** start Reading passage **

It’s interesting, @lalaurelia - when you think that everything we saw was the product of Jim’s subconscious. Let’s have fun with some meta and analysing the bejesus out of the costumes! :)
First off - the fact that Barbara is Jim’s guide on this little jaunt through his subconscious suggests that she still plays a starring role in his psyche, whether he would ever admit to it or not.
Not only does she give him the key that takes him to his deepest insight: the encounter with his father, she also challenges him and calls him on his bullshit. Right after Jim’s 1950s idyll with Lee and their imaginary children crumbles, we have this.
Jim: Open the damn gate, Barbara. I need to get back to them. To her.
Barbara: If you’re so desperate to have Thompkins and the two kids, why are you in that crappy apartment playing private dick?
Jim had the chance to have Lee and the white picket fence and scraped knees fantasy over and over again. She repeatedly asked him to leave town with her. She wanted to maintain contact when he was in prison. He could have contacted her immediately after he escaped. He could have talked to her when she showed up again and she’d have dumped Mario with unseemly haste.
He did not do any of these things.

** end Reading passage **

**Exercise goal**
According to the post above, who serves as Jim's guide on the trip through his subconscious?

** start Provided information **

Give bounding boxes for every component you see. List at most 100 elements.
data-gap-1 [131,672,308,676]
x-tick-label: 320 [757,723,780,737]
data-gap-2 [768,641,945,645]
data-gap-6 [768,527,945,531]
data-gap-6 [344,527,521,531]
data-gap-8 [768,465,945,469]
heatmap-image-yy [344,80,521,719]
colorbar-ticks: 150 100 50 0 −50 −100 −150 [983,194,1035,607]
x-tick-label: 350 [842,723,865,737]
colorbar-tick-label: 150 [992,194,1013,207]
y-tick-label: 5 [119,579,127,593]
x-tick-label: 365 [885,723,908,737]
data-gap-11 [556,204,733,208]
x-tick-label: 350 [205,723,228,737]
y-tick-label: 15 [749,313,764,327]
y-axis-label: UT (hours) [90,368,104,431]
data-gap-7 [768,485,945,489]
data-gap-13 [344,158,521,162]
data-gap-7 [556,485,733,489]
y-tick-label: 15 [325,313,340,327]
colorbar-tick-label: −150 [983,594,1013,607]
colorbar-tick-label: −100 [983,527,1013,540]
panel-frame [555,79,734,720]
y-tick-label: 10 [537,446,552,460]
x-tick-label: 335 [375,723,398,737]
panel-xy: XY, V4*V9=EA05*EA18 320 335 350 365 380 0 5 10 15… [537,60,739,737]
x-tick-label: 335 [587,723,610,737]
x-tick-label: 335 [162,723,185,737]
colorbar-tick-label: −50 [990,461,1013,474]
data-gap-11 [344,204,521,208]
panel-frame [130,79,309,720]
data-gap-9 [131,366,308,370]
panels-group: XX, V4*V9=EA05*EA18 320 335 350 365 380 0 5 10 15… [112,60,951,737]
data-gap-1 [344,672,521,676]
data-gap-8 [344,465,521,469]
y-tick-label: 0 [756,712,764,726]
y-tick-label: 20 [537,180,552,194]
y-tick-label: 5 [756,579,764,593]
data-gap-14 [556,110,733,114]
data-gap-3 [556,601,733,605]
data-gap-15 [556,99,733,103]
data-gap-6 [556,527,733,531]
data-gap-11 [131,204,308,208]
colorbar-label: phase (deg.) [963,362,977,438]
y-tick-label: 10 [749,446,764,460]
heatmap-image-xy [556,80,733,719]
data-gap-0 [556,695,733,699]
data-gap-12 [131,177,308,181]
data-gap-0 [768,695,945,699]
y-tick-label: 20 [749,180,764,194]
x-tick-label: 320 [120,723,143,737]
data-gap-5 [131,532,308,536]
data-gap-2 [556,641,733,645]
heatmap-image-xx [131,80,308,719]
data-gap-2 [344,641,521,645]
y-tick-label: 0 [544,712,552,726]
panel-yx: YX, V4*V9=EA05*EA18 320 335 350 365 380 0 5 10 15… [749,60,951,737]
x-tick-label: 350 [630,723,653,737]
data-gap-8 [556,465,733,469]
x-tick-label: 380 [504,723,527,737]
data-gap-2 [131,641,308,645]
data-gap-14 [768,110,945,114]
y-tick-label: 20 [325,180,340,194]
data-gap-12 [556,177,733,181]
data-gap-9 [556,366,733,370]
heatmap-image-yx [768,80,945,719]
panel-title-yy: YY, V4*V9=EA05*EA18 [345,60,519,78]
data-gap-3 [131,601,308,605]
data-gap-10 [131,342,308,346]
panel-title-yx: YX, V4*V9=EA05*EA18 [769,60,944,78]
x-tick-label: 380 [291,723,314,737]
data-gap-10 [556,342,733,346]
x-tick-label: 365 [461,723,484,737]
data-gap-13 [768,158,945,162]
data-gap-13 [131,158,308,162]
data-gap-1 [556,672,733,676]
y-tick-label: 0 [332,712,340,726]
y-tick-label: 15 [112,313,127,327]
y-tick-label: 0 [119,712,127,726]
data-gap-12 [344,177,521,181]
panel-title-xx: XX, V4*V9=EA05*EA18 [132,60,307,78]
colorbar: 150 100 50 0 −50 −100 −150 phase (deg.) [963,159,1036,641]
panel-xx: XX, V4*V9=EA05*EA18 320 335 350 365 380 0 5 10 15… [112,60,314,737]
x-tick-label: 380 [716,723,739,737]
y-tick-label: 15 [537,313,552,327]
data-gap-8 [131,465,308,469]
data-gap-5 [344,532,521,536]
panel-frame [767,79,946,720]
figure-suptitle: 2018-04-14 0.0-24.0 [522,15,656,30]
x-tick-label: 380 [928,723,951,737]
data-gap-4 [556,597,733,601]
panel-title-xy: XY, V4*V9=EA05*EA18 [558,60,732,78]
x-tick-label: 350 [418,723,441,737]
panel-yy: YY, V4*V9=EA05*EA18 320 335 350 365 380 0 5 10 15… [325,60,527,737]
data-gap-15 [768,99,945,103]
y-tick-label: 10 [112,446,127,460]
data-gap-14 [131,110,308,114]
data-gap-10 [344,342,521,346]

** end Provided information **

**Result of the task**
Barbara